:: STORED DATA ::
#####

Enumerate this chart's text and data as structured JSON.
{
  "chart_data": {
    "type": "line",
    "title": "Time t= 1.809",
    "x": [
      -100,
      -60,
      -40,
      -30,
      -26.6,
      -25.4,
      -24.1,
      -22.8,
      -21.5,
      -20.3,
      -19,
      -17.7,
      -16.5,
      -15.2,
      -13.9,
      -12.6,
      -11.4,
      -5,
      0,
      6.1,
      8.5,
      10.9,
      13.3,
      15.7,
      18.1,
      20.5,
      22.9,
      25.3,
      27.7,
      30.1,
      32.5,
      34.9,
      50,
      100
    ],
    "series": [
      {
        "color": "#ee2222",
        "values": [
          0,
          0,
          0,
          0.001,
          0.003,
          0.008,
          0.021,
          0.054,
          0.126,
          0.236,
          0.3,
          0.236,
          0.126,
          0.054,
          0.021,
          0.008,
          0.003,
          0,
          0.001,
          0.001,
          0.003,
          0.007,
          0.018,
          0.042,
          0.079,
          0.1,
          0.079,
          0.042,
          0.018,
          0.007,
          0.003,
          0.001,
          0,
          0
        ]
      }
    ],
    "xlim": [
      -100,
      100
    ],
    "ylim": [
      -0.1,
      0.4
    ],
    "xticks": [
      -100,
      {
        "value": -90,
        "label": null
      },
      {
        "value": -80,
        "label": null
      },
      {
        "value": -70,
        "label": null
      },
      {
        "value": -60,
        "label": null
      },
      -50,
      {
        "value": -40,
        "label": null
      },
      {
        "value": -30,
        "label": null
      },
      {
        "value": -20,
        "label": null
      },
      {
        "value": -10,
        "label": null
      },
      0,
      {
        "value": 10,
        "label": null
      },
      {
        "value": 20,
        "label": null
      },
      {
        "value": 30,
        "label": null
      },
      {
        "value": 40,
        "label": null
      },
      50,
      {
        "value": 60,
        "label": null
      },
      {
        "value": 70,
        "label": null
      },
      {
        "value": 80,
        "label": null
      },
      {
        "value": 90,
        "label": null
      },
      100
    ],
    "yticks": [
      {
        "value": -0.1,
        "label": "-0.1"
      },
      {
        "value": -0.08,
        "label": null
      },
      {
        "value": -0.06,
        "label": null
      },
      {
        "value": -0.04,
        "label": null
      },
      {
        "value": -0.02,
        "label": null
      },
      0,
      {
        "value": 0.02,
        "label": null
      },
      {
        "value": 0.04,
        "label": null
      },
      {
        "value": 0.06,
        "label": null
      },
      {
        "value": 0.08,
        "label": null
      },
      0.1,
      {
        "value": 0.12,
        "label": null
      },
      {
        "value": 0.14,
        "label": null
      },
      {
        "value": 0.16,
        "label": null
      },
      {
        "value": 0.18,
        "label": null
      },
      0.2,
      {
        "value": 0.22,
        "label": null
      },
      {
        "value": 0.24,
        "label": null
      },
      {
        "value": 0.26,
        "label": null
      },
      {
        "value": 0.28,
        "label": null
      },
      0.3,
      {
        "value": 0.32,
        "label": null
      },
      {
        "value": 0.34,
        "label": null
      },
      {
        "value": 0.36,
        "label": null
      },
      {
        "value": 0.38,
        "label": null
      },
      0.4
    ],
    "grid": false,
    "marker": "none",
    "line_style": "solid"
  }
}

#####

:: EXERCISE PROMPT ::
Output every record above exactly as it appears.

:: OUTPUT OF THE TASK ::
Enumerate this chart's text and data as structured JSON.
{
  "chart_data": {
    "type": "line",
    "title": "Time t= 1.809",
    "x": [
      -100,
      -60,
      -40,
      -30,
      -26.6,
      -25.4,
      -24.1,
      -22.8,
      -21.5,
      -20.3,
      -19,
      -17.7,
      -16.5,
      -15.2,
      -13.9,
      -12.6,
      -11.4,
      -5,
      0,
      6.1,
      8.5,
      10.9,
      13.3,
      15.7,
      18.1,
      20.5,
      22.9,
      25.3,
      27.7,
      30.1,
      32.5,
      34.9,
      50,
      100
    ],
    "series": [
      {
        "color": "#ee2222",
        "values": [
          0,
          0,
          0,
          0.001,
          0.003,
          0.008,
          0.021,
          0.054,
          0.126,
          0.236,
          0.3,
          0.236,
          0.126,
          0.054,
          0.021,
          0.008,
          0.003,
          0,
          0.001,
          0.001,
          0.003,
          0.007,
          0.018,
          0.042,
          0.079,
          0.1,
          0.079,
          0.042,
          0.018,
          0.007,
          0.003,
          0.001,
          0,
          0
        ]
      }
    ],
    "xlim": [
      -100,
      100
    ],
    "ylim": [
      -0.1,
      0.4
    ],
    "xticks": [
      -100,
      {
        "value": -90,
        "label": null
      },
      {
        "value": -80,
        "label": null
      },
      {
        "value": -70,
        "label": null
      },
      {
        "value": -60,
        "label": null
      },
      -50,
      {
        "value": -40,
        "label": null
      },
      {
        "value": -30,
        "label": null
      },
      {
        "value": -20,
        "label": null
      },
      {
        "value": -10,
        "label": null
      },
      0,
      {
        "value": 10,
        "label": null
      },
      {
        "value": 20,
        "label": null
      },
      {
        "value": 30,
        "label": null
      },
      {
        "value": 40,
        "label": null
      },
      50,
      {
        "value": 60,
        "label": null
      },
      {
        "value": 70,
        "label": null
      },
      {
        "value": 80,
        "label": null
      },
      {
        "value": 90,
        "label": null
      },
      100
    ],
    "yticks": [
      {
        "value": -0.1,
        "label": "-0.1"
      },
      {
        "value": -0.08,
        "label": null
      },
      {
        "value": -0.06,
        "label": null
      },
      {
        "value": -0.04,
        "label": null
      },
      {
        "value": -0.02,
        "label": null
      },
      0,
      {
        "value": 0.02,
        "label": null
      },
      {
        "value": 0.04,
        "label": null
      },
      {
        "value": 0.06,
        "label": null
      },
      {
        "value": 0.08,
        "label": null
      },
      0.1,
      {
        "value": 0.12,
        "label": null
      },
      {
        "value": 0.14,
        "label": null
      },
      {
        "value": 0.16,
        "label": null
      },
      {
        "value": 0.18,
        "label": null
      },
      0.2,
      {
        "value": 0.22,
        "label": null
      },
      {
        "value": 0.24,
        "label": null
      },
      {
        "value": 0.26,
        "label": null
      },
      {
        "value": 0.28,
        "label": null
      },
      0.3,
      {
        "value": 0.32,
        "label": null
      },
      {
        "value": 0.34,
        "label": null
      },
      {
        "value": 0.36,
        "label": null
      },
      {
        "value": 0.38,
        "label": null
      },
      0.4
    ],
    "grid": false,
    "marker": "none",
    "line_style": "solid"
  }
}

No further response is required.